Consignes:
• a. Résumez en deux phrases l'extrait sur les relations entre la France et le Rwanda.
• b. Poursuivez l'extrait sur les relations entre la France et le Rwanda en enchaînant après sa dernière phrase.

Extrait:
• • • • • • •

Plus de vingt ans après, cette présence rend l’affaire des relations entre la France et le Rwanda singulièrement complexe.
Il y a certes en France la volonté de lutter contre l’impunité des auteurs de ces crimes. En juillet 2016, la Cour d’assises de Paris a condamné à la réclusion criminelle à perpétuité deux anciens maires rwandais Tito Barahira (65ans) et Octavien Ngenzi (58ans) pour génocide et crimes contre l’humanité. Les deux hommes étaient jugés depuis 8 semaines à Paris en vertu de la compétence universelle de la France. Il leur était reproché d’avoir agi comme « donneurs d’ordres » à la suite d’attaques dans la commune de Kaborondo au cours du mois d’avril 1994, où ils ont exercé successivement leur mandat.
Mais, bien que les parties civiles aient salué ce jugement, cela n’atténue pas les profondes interrogations quant au rôle des responsables hiérarchiques français au cours du massacre,
En effet, le 29 novembre 2016, le Rwanda a décidé de mener une enquête criminelle sur une vingtaine de personnalités françaises, militaires ou politiques accusés d’être « impliqués dans le génocide en tant qu’auteurs ou complices ». Bien que la tension soit palpable entre les deux Etats, la justice rwandaise espère la coopération de l’Etat français… Richard Muhumuza, le procureur rwandais a refusé de donner des noms en estimant que « certains sont cités dans le Rapport de la commission nationale de lutte contre le génocide ». Le Rapport, datant du 31 octobre 2016 recense plus exactement 21 militaires. On y retrouve l’ancien chef d’état-major des armée le général Christian Quesnot ainsi que des officiers ayant œuvré au Rwanda avant ou pendant le génocide dans l’opération « Turquoise ».
Paul Kagame a encore rappelé, le 22 mai 2017 « le rôle de l’Etat français dans les massacres ». Lors d’une interview accordée à l’hebdomadaire Jeune Afrique, il a déclaré à la suite de la question « La France a un nouveau président, Emmanuel Macron. Avez-vous un message à lui transmettre, un conseil à formuler pour que les relations entre Paris et Kigali sortent enfin de l’ère glacière ? » que « l’attitude de la France vis-à-vis du Rwanda ne changer[ait] pas tant que l’attitude de la France vis-à-vis de l’ensemble de l’Afrique n’aur[ait] pas changé. Les deux sont liés. Nous attendrons du président Macron quelque chose de nouveau, l’impulsion d’une nouvelle dynamique et une vraie rupture avec des décennies de confusion. Vingt-trois ans de politique négative à l’égard du Rwanda et soixante ans de politique africaine statique dont les Africains n’ont tiré aucun bénéfice, c’est cela qu’il faut mettre sur la table ».

• • • • • • •

Données relevées:
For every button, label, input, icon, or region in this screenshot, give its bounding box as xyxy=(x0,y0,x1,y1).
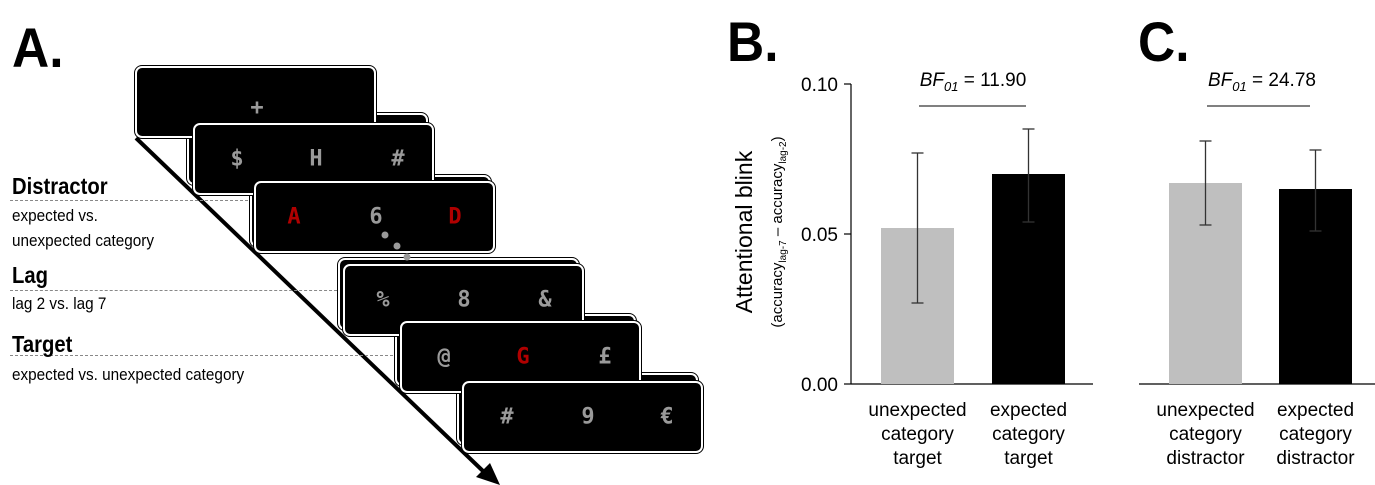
frame-glyph: H xyxy=(309,146,323,172)
dash-line-target xyxy=(10,355,398,356)
y-axis-subtitle: (accuracylag-7 – accuracylag-2) xyxy=(769,136,789,327)
frame-glyph-distractor: D xyxy=(448,204,462,230)
stimulus-frame-last: # 9 € xyxy=(462,381,703,453)
panel-letter-b: B. xyxy=(727,10,779,73)
x-category-label: category xyxy=(1279,424,1352,445)
x-category-label: distractor xyxy=(1166,448,1245,469)
x-category-label: unexpected xyxy=(1156,400,1254,421)
frame-glyph: % xyxy=(376,287,390,313)
label-distractor: Distractor xyxy=(12,173,108,199)
y-axis-title: Attentional blink xyxy=(731,150,757,313)
frame-glyph: @ xyxy=(437,344,451,370)
y-tick-label: 0.00 xyxy=(801,375,838,396)
x-category-label: target xyxy=(1004,448,1053,469)
frame-glyph: & xyxy=(538,287,552,313)
stimulus-frame-distractor: A 6 D xyxy=(254,181,495,253)
panel-letter-a: A. xyxy=(12,16,64,79)
frame-glyph: 6 xyxy=(369,204,383,230)
label-lag: Lag xyxy=(12,262,48,288)
frame-glyph: # xyxy=(391,146,405,172)
x-category-label: category xyxy=(992,424,1065,445)
frame-glyph: # xyxy=(500,404,514,430)
label-distractor-sub-2: unexpected category xyxy=(12,231,155,250)
panel-letter-c: C. xyxy=(1138,10,1190,73)
frame-glyph: £ xyxy=(598,344,612,370)
frame-glyph-distractor: A xyxy=(287,204,301,230)
frame-glyph: $ xyxy=(230,146,244,172)
frame-glyph: 9 xyxy=(581,404,595,430)
y-tick-label: 0.10 xyxy=(801,75,838,96)
x-category-label: expected xyxy=(990,400,1067,421)
dash-line-lag xyxy=(10,290,342,291)
x-category-label: distractor xyxy=(1276,448,1355,469)
x-category-label: unexpected xyxy=(868,400,966,421)
frame-glyph: + xyxy=(250,95,264,121)
x-category-label: category xyxy=(1169,424,1242,445)
label-target: Target xyxy=(12,331,73,357)
x-category-label: expected xyxy=(1277,400,1354,421)
x-category-label: target xyxy=(893,448,942,469)
label-distractor-sub-1: expected vs. xyxy=(12,206,98,225)
y-tick-label: 0.05 xyxy=(801,225,838,246)
x-category-label: category xyxy=(881,424,954,445)
frame-glyph: 8 xyxy=(457,287,471,313)
bayes-factor-label: BF01 = 24.78 xyxy=(1208,70,1316,94)
dash-line-distractor xyxy=(10,200,258,201)
bayes-factor-label: BF01 = 11.90 xyxy=(920,70,1027,94)
label-lag-sub: lag 2 vs. lag 7 xyxy=(12,294,107,313)
label-target-sub: expected vs. unexpected category xyxy=(12,365,245,384)
frame-glyph-target: G xyxy=(516,344,530,370)
frame-glyph: € xyxy=(660,404,674,430)
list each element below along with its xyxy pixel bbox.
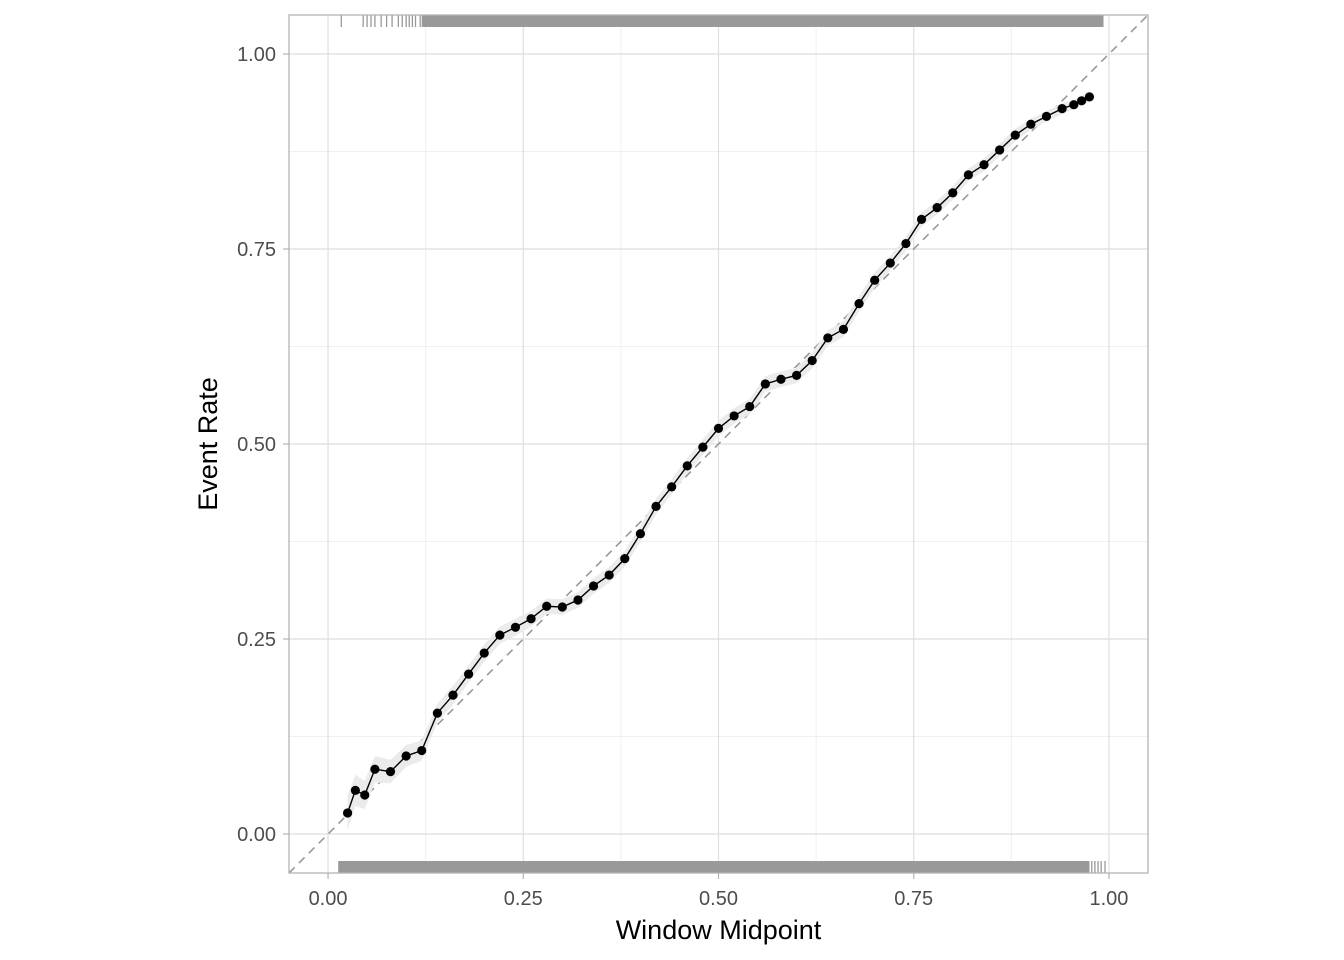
y-axis-title: Event Rate xyxy=(193,377,223,511)
y-tick-label: 1.00 xyxy=(237,44,276,66)
rug-bottom xyxy=(338,861,1106,873)
data-point xyxy=(573,595,583,605)
x-tick-label: 0.75 xyxy=(894,888,933,910)
band-area xyxy=(347,92,1090,831)
y-tick-label: 0.25 xyxy=(237,629,276,651)
data-point xyxy=(1026,119,1036,129)
data-point xyxy=(604,570,614,580)
data-point xyxy=(760,379,770,389)
data-point xyxy=(1077,96,1087,106)
data-point xyxy=(417,745,427,756)
data-point xyxy=(370,764,380,774)
data-point xyxy=(432,708,442,718)
data-point xyxy=(557,602,567,612)
x-tick-label: 1.00 xyxy=(1089,888,1128,910)
data-point xyxy=(1069,100,1079,110)
data-points xyxy=(342,92,1095,818)
data-point xyxy=(870,275,880,285)
x-tick-label: 0.50 xyxy=(699,888,738,910)
data-point xyxy=(1057,104,1067,114)
data-point xyxy=(588,581,599,591)
x-tick-label: 0.00 xyxy=(309,888,348,910)
data-point xyxy=(932,203,942,213)
data-point xyxy=(651,501,661,511)
data-point xyxy=(854,299,864,309)
data-point xyxy=(360,790,370,800)
data-point xyxy=(526,614,536,624)
x-axis-ticks: 0.00 0.25 0.50 0.75 1.00 xyxy=(309,873,1128,910)
grid-lines xyxy=(289,15,1148,873)
data-point xyxy=(620,554,630,564)
rug-top xyxy=(340,15,1104,27)
y-axis-ticks: 0.00 0.25 0.50 0.75 1.00 xyxy=(237,44,289,846)
x-axis-title: Window Midpoint xyxy=(616,915,822,945)
data-point xyxy=(745,401,755,412)
data-point xyxy=(807,355,817,366)
confidence-band xyxy=(347,92,1090,831)
rug-top-dense xyxy=(421,15,1104,27)
data-point xyxy=(510,622,521,632)
data-point xyxy=(838,324,849,334)
data-point xyxy=(401,751,411,761)
data-point xyxy=(901,238,911,249)
data-point xyxy=(713,423,724,433)
data-point xyxy=(542,601,552,611)
data-point xyxy=(635,529,646,539)
rug-bottom-dense xyxy=(338,861,1090,873)
data-point xyxy=(823,333,833,343)
data-point xyxy=(791,370,802,380)
data-point xyxy=(916,214,927,224)
data-point xyxy=(948,188,958,198)
data-point xyxy=(1084,92,1095,102)
data-point xyxy=(1010,130,1020,140)
data-point xyxy=(464,669,474,679)
data-point xyxy=(479,648,489,658)
data-point xyxy=(385,767,396,777)
data-point xyxy=(729,411,739,421)
data-point xyxy=(776,374,786,384)
x-tick-label: 0.25 xyxy=(504,888,543,910)
data-point xyxy=(342,808,353,818)
data-point xyxy=(667,482,677,492)
data-point xyxy=(698,442,708,452)
data-point xyxy=(495,630,505,640)
data-point xyxy=(682,461,692,471)
data-point xyxy=(350,785,360,795)
data-point xyxy=(885,258,895,268)
y-tick-label: 0.00 xyxy=(237,824,276,846)
data-point xyxy=(995,145,1005,155)
data-point xyxy=(963,170,973,180)
y-tick-label: 0.75 xyxy=(237,239,276,261)
y-tick-label: 0.50 xyxy=(237,434,276,456)
data-point xyxy=(1041,111,1052,121)
data-point xyxy=(448,690,458,700)
data-point xyxy=(979,160,989,170)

• • • • • • •

Réponses:
• a. En juillet 2016, la Cour d'assises de Paris a condamné à la réclusion criminelle à perpétuité deux anciens maires rwandais pour génocide et crimes contre l'humanité, mais de profondes interrogations demeurent sur le rôle des responsables hiérarchiques français au cours du massacre. Le 29 novembre 2016, le Rwanda a décidé d'enquêter sur une vingtaine de personnalités françaises, militaires ou politiques, et le 22 mai 2017, Paul Kagame a rappelé « le rôle de l'Etat français dans les massacres » en attendant du président Macron une vraie rupture.

• b.
Ces propos s’inscrivent dans la droite ligne de son discours du 7 avril 2017, prononcé à l’occasion de la commémoration du génocide ; Paul Kagamé avait fustigé : « ceux qui ne sont pas au clair avec le génocide des Tutsi » et cherchent « à déformer l’histoire », précisant que « plus tôt la France sortira des manipulations judiciaires pour enfin accepter de se confronter à son rôle dans cette tragédie, mieux ce sera ».
Déjà le 6 avril 2014 les relations entre les gouvernants s’étaient envenimées lorsque le même journal Jeune Afrique avait publié un entretien avec le président au cours duquel il avait affirmé que « des soldats français auraient été complices et acteurs des massacres ». Ces accusations avaient été réitérées le lendemain dans un second discours. Les responsables politiques français s’étaient dit alors « choqués » par les déclarations du président rwandais. Plusieurs d’entre eux étaient intervenus dans la presse comme l’ancienne ministre de la Justice Christiane Taubira qui avait déclaré que les propos du président étaient « en contradiction avec le processus de dialogue et de réconciliation engagé depuis plusieurs années ». Alain Juppé était également intervenu en raison de son rôle de ministre des Affaires étrangères à l’époque du génocide au Rwanda en 1994 et appelait François Hollande à « défendre l’honneur de la France », face à ce qu’il qualifiait d’ « inacceptable mise en cause de la France ». Il avait par ailleurs ajouté qu’il « serait aujourd’hui intolérable que nous soyons désignés comme les principaux coupables. J’appelle le président de la République et le gouvernement français à défendre sans ambiguïté l’honneur de la France, l’honneur de son armée, l’honneur de ses diplomates ».
Cette déclaration semblait alors en totale contradiction avec une déclaration de l’ancien président de la République française, Nicolas Sarkozy, faite lors d’une conférence de presse commune avec le président du Rwanda à Kigali le 25 février 2010 allant dans le sens d’une reconnaissance du génocide et de l’éventuelle implication française : « Ce qu’il s’est passé ici est une défaite pour l’humanité. Ce qu’il s’est passé ici a laissé une trace indélébile (…). Ce qu’il s’est passé ici oblige la communauté internationale, dont la France à réfléchir à ses erreurs qui l’ont empêchée de prévenir et d’arrêter ce crime épouvantable ».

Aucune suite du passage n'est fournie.